What is needed
From the records below, copy every line that contains the word "Grads".

Data for processing
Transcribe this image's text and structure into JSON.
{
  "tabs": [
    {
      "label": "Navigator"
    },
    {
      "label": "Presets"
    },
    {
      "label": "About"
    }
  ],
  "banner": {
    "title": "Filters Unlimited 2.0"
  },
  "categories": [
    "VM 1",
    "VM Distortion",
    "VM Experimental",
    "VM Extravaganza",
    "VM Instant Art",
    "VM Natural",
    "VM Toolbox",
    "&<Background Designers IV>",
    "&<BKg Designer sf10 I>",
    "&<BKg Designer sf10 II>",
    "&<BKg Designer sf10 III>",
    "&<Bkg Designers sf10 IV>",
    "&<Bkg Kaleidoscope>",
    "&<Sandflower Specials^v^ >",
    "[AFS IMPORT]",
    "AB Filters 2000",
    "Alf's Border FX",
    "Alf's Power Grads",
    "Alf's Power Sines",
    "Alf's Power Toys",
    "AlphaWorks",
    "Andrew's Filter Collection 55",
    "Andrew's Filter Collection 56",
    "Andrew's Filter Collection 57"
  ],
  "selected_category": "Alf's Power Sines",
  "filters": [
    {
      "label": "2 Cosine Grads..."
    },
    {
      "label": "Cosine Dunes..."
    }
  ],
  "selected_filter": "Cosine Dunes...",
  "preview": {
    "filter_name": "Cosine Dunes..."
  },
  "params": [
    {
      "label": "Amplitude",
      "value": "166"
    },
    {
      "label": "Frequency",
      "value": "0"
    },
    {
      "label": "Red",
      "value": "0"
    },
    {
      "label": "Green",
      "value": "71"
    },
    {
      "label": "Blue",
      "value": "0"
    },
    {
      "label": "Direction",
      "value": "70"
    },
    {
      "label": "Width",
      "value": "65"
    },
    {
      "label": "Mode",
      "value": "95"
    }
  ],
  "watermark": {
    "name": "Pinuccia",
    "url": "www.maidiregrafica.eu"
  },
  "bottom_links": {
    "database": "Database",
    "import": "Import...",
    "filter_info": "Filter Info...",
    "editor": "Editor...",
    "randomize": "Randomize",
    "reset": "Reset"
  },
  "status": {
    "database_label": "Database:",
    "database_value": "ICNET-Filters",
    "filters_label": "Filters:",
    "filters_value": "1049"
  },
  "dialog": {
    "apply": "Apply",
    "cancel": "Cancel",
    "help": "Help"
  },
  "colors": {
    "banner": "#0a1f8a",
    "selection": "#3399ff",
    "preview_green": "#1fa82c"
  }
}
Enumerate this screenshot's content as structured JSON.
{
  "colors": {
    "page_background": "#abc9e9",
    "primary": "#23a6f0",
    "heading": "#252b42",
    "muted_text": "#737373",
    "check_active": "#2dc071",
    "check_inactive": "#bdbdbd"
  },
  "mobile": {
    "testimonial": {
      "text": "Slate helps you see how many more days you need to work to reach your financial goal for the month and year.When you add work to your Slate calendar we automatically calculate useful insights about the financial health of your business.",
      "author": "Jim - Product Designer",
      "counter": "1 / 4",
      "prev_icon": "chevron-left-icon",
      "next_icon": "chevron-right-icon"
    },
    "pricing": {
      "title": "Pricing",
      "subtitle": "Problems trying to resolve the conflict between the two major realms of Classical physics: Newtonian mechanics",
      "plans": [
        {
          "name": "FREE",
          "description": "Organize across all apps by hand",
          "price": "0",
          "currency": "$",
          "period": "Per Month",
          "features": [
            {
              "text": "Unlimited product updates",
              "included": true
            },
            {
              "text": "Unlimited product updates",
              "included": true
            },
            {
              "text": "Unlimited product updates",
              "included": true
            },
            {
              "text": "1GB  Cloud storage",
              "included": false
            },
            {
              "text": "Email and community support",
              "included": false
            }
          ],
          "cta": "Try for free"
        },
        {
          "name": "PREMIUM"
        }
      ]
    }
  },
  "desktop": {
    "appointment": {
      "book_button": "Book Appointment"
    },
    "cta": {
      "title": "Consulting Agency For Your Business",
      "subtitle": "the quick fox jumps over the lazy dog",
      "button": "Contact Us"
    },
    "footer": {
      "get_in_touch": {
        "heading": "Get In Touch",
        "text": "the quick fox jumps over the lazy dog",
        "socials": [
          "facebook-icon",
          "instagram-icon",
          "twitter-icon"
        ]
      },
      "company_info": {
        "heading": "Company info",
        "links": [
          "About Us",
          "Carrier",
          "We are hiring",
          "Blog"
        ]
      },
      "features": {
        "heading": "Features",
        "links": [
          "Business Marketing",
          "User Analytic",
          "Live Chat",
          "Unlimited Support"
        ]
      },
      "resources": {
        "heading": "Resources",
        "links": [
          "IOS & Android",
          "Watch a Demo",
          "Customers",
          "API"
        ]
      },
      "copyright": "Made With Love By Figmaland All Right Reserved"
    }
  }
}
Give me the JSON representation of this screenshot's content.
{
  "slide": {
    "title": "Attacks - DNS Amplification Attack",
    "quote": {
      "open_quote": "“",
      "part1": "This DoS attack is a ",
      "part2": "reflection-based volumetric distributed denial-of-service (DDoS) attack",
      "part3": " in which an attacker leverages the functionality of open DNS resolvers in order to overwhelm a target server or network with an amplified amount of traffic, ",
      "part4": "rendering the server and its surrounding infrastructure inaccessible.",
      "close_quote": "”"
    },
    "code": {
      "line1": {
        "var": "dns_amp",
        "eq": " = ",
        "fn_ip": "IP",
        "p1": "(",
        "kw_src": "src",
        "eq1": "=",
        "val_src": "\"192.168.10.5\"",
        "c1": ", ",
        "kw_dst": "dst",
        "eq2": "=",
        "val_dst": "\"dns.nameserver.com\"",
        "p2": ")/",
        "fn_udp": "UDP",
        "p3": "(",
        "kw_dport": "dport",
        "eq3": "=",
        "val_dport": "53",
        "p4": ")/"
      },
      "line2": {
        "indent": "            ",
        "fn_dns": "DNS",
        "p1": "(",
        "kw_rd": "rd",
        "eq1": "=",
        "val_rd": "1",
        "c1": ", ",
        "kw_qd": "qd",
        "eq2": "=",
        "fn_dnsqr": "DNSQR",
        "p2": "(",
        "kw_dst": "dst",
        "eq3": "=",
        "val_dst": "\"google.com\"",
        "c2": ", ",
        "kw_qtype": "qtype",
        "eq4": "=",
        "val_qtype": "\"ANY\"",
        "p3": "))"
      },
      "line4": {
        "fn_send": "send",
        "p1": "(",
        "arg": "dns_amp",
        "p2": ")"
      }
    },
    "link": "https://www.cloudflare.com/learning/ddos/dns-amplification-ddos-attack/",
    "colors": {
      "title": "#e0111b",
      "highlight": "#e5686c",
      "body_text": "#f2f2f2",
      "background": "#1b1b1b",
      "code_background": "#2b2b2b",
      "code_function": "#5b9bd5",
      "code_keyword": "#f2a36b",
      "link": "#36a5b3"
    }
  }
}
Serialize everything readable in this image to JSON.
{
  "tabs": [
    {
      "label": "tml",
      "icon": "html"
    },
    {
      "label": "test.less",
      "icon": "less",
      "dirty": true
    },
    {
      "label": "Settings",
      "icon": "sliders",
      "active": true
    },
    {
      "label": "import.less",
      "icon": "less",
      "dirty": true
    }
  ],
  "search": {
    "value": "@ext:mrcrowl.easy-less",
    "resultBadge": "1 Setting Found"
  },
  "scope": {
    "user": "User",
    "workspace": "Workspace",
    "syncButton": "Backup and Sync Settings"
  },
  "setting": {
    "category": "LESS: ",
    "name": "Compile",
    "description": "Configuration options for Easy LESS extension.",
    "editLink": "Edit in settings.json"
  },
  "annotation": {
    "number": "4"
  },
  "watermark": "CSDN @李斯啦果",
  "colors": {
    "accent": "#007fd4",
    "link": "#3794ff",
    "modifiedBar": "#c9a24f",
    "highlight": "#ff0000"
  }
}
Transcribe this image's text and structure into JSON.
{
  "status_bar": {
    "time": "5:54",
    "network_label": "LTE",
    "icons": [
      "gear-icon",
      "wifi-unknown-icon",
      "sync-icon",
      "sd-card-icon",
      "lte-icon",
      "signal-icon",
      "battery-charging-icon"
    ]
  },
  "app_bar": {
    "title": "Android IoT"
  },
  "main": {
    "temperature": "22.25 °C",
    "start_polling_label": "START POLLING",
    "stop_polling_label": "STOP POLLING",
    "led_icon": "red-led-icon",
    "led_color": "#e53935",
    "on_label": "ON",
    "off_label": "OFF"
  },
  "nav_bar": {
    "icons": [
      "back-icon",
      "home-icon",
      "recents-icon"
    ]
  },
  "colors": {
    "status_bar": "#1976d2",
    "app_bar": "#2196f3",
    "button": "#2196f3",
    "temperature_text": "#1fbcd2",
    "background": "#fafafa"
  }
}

Response for this exercise
    "Alf's Power Grads",
      "label": "2 Cosine Grads..."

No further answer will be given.